Records from a data collection
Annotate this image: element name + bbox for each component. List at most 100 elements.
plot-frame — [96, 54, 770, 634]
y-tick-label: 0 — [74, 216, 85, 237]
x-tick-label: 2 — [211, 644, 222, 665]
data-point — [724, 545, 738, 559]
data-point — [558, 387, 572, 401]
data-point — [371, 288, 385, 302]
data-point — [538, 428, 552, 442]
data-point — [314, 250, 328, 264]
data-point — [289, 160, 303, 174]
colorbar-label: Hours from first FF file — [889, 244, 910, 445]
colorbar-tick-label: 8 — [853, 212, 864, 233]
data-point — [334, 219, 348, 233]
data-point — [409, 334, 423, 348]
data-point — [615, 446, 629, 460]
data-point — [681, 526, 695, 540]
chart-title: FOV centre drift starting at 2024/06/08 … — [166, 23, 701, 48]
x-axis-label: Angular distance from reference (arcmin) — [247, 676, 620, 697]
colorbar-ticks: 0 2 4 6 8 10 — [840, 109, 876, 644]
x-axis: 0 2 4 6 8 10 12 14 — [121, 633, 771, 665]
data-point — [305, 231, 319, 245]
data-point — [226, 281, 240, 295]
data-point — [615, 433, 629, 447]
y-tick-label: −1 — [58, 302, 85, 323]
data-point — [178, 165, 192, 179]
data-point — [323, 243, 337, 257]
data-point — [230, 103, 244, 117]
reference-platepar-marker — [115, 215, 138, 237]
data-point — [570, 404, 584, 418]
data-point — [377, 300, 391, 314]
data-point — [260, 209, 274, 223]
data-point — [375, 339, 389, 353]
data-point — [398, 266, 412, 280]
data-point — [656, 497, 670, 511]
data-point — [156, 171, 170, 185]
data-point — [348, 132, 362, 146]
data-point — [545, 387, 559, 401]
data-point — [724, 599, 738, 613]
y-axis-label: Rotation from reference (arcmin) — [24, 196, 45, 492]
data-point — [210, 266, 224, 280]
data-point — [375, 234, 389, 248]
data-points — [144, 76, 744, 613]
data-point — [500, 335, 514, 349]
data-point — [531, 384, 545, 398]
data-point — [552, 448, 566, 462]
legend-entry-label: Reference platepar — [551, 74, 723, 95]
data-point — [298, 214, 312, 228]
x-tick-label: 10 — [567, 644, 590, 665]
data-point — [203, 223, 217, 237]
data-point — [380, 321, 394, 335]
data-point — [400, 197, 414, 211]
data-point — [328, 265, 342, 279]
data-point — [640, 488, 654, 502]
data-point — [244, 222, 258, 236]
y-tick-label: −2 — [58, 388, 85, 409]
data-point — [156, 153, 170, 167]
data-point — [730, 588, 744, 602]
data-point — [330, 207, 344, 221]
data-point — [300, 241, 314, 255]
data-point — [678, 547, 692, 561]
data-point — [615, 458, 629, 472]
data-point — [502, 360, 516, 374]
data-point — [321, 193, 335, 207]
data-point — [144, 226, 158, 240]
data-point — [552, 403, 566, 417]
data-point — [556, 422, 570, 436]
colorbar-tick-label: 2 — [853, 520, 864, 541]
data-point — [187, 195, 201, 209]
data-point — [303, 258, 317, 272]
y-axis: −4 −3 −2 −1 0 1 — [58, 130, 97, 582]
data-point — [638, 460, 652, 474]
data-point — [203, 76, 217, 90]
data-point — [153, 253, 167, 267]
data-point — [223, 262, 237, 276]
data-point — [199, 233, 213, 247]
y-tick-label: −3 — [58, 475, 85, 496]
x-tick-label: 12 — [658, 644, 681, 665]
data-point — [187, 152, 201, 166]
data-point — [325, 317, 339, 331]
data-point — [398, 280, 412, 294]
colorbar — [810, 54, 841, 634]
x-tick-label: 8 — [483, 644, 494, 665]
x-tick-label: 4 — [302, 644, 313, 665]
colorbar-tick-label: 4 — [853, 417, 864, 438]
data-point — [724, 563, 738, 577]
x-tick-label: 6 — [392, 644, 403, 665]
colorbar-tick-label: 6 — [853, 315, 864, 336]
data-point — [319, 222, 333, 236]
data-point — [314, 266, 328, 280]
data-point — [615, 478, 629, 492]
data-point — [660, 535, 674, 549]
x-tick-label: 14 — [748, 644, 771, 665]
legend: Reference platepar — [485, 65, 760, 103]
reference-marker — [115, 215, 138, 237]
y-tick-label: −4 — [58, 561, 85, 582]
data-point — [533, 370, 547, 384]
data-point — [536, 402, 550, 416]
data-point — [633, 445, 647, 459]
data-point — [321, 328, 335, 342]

AIM OF THE EXERCISE
Reproduce each of the items above word for word, leaving nothing out.

CORRECT RESPONSE
Annotate this image: element name + bbox for each component. List at most 100 elements.
plot-frame — [96, 54, 770, 634]
y-tick-label: 0 — [74, 216, 85, 237]
x-tick-label: 2 — [211, 644, 222, 665]
data-point — [724, 545, 738, 559]
data-point — [558, 387, 572, 401]
data-point — [371, 288, 385, 302]
data-point — [538, 428, 552, 442]
data-point — [314, 250, 328, 264]
data-point — [289, 160, 303, 174]
colorbar-label: Hours from first FF file — [889, 244, 910, 445]
colorbar-tick-label: 8 — [853, 212, 864, 233]
data-point — [334, 219, 348, 233]
data-point — [409, 334, 423, 348]
data-point — [615, 446, 629, 460]
data-point — [681, 526, 695, 540]
chart-title: FOV centre drift starting at 2024/06/08 … — [166, 23, 701, 48]
x-axis-label: Angular distance from reference (arcmin) — [247, 676, 620, 697]
colorbar-ticks: 0 2 4 6 8 10 — [840, 109, 876, 644]
x-axis: 0 2 4 6 8 10 12 14 — [121, 633, 771, 665]
data-point — [305, 231, 319, 245]
data-point — [226, 281, 240, 295]
data-point — [615, 433, 629, 447]
y-tick-label: −1 — [58, 302, 85, 323]
data-point — [178, 165, 192, 179]
data-point — [323, 243, 337, 257]
data-point — [230, 103, 244, 117]
reference-platepar-marker — [115, 215, 138, 237]
data-point — [570, 404, 584, 418]
data-point — [377, 300, 391, 314]
data-point — [260, 209, 274, 223]
data-point — [375, 339, 389, 353]
data-point — [398, 266, 412, 280]
data-point — [656, 497, 670, 511]
data-point — [156, 171, 170, 185]
data-point — [348, 132, 362, 146]
data-point — [545, 387, 559, 401]
data-point — [724, 599, 738, 613]
y-axis-label: Rotation from reference (arcmin) — [24, 196, 45, 492]
data-point — [210, 266, 224, 280]
data-point — [375, 234, 389, 248]
data-points — [144, 76, 744, 613]
data-point — [500, 335, 514, 349]
data-point — [531, 384, 545, 398]
data-point — [552, 448, 566, 462]
legend-entry-label: Reference platepar — [551, 74, 723, 95]
data-point — [298, 214, 312, 228]
x-tick-label: 10 — [567, 644, 590, 665]
data-point — [203, 223, 217, 237]
data-point — [380, 321, 394, 335]
data-point — [400, 197, 414, 211]
data-point — [328, 265, 342, 279]
data-point — [640, 488, 654, 502]
data-point — [244, 222, 258, 236]
y-tick-label: −2 — [58, 388, 85, 409]
data-point — [156, 153, 170, 167]
data-point — [730, 588, 744, 602]
data-point — [330, 207, 344, 221]
data-point — [300, 241, 314, 255]
data-point — [678, 547, 692, 561]
data-point — [615, 458, 629, 472]
data-point — [502, 360, 516, 374]
data-point — [321, 193, 335, 207]
data-point — [144, 226, 158, 240]
data-point — [552, 403, 566, 417]
data-point — [556, 422, 570, 436]
colorbar-tick-label: 2 — [853, 520, 864, 541]
data-point — [187, 195, 201, 209]
data-point — [303, 258, 317, 272]
y-axis: −4 −3 −2 −1 0 1 — [58, 130, 97, 582]
data-point — [638, 460, 652, 474]
data-point — [203, 76, 217, 90]
data-point — [153, 253, 167, 267]
data-point — [223, 262, 237, 276]
data-point — [199, 233, 213, 247]
y-tick-label: −3 — [58, 475, 85, 496]
x-tick-label: 12 — [658, 644, 681, 665]
data-point — [187, 152, 201, 166]
data-point — [325, 317, 339, 331]
data-point — [398, 280, 412, 294]
colorbar — [810, 54, 841, 634]
x-tick-label: 8 — [483, 644, 494, 665]
x-tick-label: 4 — [302, 644, 313, 665]
colorbar-tick-label: 4 — [853, 417, 864, 438]
data-point — [724, 563, 738, 577]
x-tick-label: 6 — [392, 644, 403, 665]
colorbar-tick-label: 6 — [853, 315, 864, 336]
data-point — [319, 222, 333, 236]
data-point — [314, 266, 328, 280]
data-point — [615, 478, 629, 492]
data-point — [660, 535, 674, 549]
x-tick-label: 14 — [748, 644, 771, 665]
legend: Reference platepar — [485, 65, 760, 103]
reference-marker — [115, 215, 138, 237]
y-tick-label: −4 — [58, 561, 85, 582]
data-point — [533, 370, 547, 384]
data-point — [536, 402, 550, 416]
data-point — [633, 445, 647, 459]
data-point — [321, 328, 335, 342]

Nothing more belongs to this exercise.